START Extracted data

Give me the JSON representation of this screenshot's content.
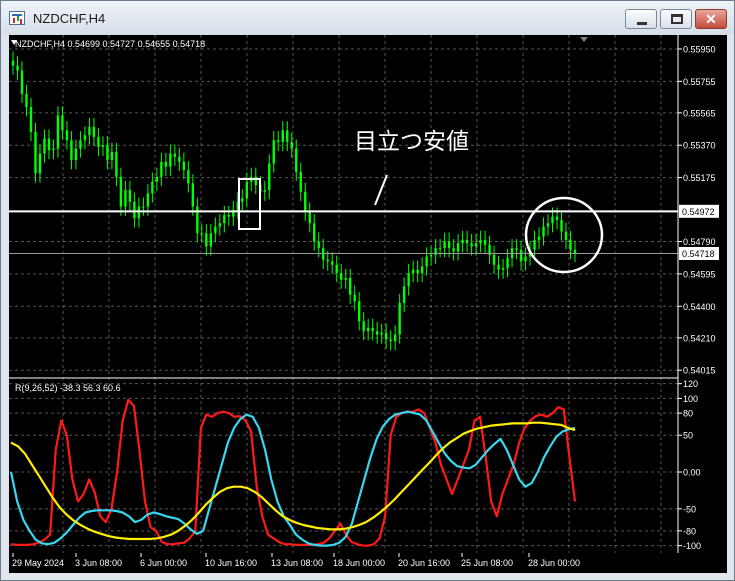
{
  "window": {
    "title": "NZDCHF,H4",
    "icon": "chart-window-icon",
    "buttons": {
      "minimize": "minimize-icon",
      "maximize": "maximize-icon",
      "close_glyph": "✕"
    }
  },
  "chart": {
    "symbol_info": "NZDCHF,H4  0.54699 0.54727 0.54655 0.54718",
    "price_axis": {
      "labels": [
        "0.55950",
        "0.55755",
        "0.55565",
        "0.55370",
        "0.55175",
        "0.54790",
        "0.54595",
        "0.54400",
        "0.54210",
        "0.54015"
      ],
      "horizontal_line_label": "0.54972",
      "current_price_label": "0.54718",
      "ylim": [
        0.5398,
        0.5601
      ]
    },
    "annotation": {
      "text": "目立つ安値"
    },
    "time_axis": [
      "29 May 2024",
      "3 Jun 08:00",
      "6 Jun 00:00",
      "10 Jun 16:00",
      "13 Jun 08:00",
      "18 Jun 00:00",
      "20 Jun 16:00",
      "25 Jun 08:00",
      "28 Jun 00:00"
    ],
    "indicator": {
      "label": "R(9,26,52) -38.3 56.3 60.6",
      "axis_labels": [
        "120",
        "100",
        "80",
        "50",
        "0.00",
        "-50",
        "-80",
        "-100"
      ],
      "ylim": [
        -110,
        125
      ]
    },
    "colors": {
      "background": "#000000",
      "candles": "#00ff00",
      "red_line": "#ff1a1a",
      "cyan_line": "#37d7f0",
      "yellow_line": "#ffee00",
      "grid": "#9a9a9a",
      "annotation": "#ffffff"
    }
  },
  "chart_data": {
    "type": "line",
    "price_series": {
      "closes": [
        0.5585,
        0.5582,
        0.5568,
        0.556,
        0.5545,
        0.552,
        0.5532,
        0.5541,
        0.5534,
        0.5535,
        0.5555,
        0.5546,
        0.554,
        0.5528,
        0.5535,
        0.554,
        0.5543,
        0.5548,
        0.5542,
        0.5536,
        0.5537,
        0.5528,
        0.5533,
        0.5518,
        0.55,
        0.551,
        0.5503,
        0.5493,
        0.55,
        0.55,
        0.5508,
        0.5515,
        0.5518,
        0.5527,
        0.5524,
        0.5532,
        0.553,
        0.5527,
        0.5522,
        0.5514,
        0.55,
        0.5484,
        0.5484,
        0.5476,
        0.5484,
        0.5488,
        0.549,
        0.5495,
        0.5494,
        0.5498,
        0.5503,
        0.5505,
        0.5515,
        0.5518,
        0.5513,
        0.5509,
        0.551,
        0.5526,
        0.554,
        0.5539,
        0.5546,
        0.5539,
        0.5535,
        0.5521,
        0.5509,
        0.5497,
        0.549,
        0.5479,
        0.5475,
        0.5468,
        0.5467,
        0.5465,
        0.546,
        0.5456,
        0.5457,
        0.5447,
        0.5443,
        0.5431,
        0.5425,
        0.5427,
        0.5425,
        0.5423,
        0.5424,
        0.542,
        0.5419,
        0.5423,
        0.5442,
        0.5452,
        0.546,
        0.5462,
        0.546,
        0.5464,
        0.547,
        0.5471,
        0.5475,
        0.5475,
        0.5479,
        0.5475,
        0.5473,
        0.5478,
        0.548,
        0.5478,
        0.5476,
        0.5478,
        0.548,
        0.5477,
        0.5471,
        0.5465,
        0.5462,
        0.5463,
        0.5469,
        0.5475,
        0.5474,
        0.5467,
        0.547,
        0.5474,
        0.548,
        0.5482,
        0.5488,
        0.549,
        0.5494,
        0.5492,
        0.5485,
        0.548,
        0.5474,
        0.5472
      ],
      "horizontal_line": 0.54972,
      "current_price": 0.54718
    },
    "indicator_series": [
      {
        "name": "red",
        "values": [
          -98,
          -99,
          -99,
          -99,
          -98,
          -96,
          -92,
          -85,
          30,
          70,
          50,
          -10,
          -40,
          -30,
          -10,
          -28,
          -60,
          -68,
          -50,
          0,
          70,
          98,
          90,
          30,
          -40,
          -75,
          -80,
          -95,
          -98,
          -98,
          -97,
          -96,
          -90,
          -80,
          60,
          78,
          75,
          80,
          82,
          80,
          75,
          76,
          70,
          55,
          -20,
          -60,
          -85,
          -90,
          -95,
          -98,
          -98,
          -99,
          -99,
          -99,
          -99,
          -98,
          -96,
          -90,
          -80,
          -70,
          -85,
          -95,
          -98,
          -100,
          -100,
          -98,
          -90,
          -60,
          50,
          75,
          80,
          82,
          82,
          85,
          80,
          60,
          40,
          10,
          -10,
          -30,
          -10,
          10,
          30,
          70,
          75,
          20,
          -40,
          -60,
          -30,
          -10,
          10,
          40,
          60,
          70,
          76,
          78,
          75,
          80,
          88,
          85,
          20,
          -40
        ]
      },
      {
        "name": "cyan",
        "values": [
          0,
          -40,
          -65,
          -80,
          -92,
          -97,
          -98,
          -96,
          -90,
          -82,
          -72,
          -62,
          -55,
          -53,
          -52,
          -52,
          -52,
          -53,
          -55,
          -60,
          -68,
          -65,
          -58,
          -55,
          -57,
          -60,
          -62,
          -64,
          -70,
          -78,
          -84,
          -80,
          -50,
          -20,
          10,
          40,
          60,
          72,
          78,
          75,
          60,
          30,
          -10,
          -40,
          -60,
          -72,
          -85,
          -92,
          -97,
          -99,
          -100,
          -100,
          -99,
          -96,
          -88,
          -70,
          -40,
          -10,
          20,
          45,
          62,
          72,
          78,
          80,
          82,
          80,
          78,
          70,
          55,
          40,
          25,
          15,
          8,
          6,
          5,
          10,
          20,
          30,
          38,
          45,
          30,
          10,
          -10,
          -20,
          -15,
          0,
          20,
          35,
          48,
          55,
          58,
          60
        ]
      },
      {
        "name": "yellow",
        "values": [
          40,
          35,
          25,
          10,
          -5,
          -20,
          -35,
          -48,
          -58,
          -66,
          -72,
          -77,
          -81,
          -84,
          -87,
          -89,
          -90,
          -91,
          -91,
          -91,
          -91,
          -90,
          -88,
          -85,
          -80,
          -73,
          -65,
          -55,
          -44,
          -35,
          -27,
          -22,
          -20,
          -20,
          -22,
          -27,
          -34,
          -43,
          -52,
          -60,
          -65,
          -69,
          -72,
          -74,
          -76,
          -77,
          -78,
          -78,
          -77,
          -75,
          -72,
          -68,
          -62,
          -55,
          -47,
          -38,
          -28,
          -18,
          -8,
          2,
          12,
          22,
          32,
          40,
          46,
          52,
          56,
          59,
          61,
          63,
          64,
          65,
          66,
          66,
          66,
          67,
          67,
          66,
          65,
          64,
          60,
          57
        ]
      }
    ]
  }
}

END Extracted data
START Extracted data

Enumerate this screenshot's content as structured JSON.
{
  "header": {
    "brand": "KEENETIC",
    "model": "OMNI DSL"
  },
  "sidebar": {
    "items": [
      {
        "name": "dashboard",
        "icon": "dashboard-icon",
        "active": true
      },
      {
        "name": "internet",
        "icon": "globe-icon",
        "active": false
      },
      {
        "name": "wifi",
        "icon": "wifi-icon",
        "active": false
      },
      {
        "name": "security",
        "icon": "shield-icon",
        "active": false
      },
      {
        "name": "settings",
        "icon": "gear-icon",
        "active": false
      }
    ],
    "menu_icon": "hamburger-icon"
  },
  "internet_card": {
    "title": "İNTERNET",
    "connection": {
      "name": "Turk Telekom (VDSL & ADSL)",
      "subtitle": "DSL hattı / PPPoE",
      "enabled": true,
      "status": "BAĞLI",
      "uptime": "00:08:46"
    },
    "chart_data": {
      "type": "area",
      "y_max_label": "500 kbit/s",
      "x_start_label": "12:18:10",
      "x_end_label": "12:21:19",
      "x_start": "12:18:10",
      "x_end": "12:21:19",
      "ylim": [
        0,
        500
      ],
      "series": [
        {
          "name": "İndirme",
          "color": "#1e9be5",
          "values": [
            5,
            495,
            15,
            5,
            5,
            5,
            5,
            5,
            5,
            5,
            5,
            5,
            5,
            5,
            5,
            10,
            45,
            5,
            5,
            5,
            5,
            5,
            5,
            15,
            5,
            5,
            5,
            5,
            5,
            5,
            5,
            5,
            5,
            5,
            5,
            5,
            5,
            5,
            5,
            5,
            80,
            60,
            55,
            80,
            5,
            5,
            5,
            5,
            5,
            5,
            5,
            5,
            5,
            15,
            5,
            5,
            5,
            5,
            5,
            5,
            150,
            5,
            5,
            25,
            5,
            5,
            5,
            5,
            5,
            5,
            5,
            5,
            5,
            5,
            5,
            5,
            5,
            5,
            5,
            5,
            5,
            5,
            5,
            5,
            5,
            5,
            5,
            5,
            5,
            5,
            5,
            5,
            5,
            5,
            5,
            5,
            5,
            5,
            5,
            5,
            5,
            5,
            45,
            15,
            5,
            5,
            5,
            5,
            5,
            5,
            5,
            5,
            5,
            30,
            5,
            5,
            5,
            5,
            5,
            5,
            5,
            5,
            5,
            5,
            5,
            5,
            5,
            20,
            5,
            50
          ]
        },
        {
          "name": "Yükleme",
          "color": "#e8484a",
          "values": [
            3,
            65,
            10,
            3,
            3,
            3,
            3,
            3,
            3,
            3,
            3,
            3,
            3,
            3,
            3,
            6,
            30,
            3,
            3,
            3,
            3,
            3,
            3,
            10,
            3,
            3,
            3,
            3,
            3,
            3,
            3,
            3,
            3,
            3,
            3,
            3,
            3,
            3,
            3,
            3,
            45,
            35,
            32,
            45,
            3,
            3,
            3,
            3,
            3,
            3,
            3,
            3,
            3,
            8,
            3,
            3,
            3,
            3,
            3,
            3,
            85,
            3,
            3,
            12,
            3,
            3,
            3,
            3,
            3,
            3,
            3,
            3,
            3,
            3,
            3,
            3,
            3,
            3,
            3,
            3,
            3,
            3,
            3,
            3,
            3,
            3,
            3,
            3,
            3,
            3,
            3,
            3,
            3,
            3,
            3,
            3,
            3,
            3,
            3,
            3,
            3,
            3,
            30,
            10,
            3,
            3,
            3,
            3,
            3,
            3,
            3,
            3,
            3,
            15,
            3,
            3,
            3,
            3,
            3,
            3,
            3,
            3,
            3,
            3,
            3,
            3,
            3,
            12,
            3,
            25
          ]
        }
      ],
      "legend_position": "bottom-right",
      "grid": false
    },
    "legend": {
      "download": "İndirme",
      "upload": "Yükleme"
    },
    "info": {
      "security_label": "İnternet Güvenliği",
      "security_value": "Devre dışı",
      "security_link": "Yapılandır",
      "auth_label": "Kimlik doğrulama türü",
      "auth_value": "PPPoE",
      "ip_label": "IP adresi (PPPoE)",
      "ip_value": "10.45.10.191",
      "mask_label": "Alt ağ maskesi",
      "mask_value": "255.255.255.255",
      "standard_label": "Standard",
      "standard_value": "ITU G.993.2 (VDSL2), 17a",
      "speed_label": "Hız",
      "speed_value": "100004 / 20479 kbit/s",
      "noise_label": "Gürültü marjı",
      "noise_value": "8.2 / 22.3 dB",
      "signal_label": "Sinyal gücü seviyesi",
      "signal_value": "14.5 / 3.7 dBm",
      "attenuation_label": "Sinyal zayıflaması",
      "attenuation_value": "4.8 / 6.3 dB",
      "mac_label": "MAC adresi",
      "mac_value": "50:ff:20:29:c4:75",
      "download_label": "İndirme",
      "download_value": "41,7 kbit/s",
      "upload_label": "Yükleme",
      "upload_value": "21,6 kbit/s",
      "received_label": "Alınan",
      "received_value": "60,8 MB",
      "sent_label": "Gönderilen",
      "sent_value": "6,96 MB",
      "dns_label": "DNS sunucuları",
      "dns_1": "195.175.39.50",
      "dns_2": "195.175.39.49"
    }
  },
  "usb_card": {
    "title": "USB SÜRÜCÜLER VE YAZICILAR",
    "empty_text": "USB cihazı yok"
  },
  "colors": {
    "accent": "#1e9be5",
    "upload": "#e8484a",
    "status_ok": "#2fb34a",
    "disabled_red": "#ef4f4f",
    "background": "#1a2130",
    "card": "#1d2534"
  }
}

END Extracted data
START Extracted data

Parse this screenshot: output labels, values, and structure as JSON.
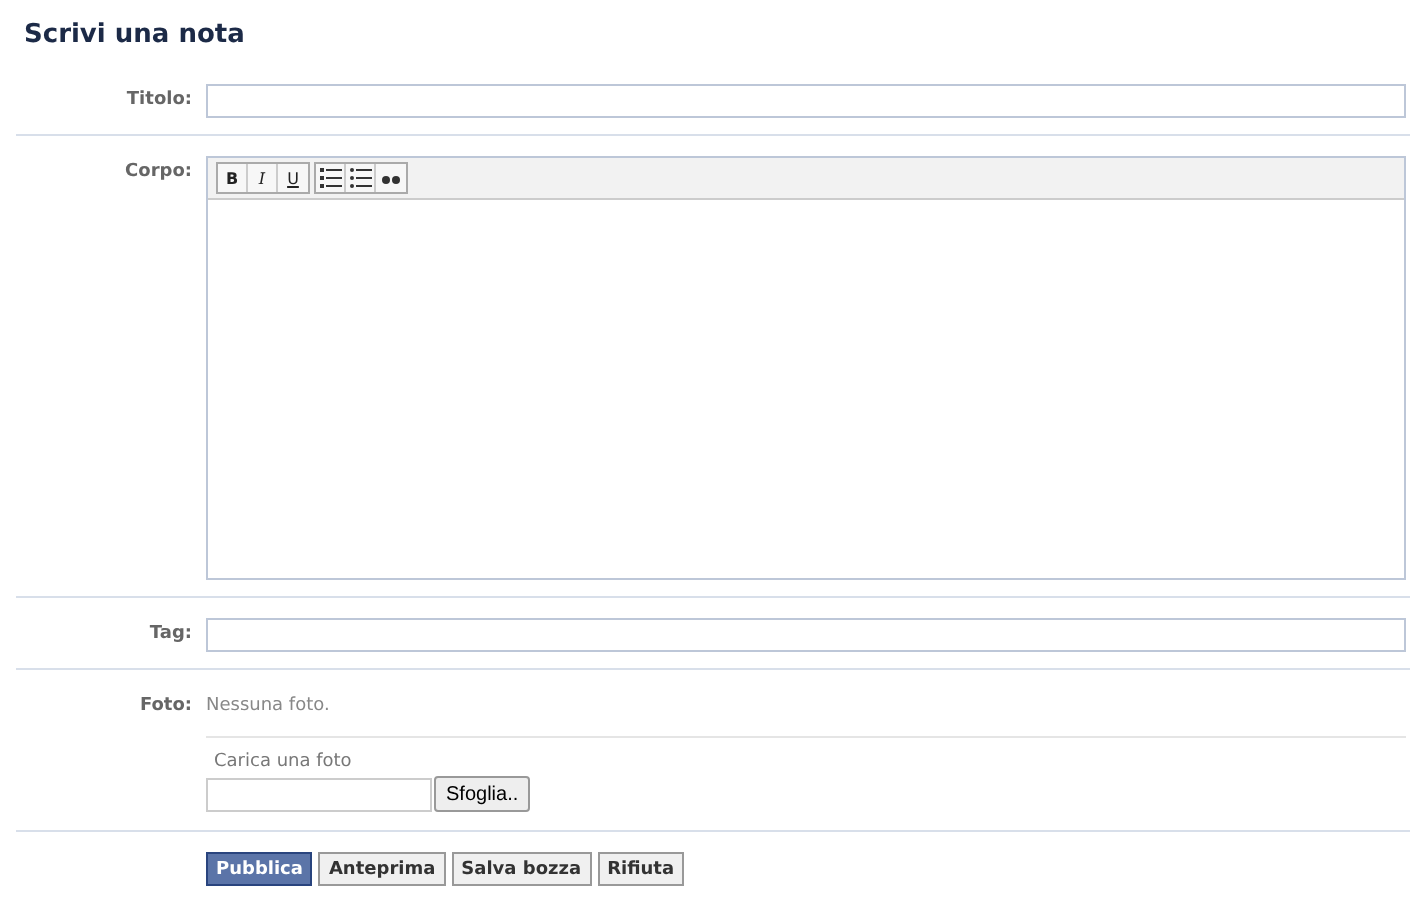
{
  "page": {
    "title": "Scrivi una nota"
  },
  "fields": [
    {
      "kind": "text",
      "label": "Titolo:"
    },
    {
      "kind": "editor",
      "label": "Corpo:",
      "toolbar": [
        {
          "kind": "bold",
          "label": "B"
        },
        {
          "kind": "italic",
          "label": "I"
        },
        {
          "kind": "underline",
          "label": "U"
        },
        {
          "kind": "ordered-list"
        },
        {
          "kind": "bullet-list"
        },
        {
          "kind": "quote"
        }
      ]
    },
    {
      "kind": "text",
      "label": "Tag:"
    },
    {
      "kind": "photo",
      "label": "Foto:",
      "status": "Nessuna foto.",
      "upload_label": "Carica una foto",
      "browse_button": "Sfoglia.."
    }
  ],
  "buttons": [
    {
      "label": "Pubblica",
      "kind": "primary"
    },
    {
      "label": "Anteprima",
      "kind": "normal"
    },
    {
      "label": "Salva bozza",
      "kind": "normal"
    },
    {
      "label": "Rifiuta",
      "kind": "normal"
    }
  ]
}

END Extracted data

Find every line in the entries that includes the word "icon", then state how many there are and nothing else.

9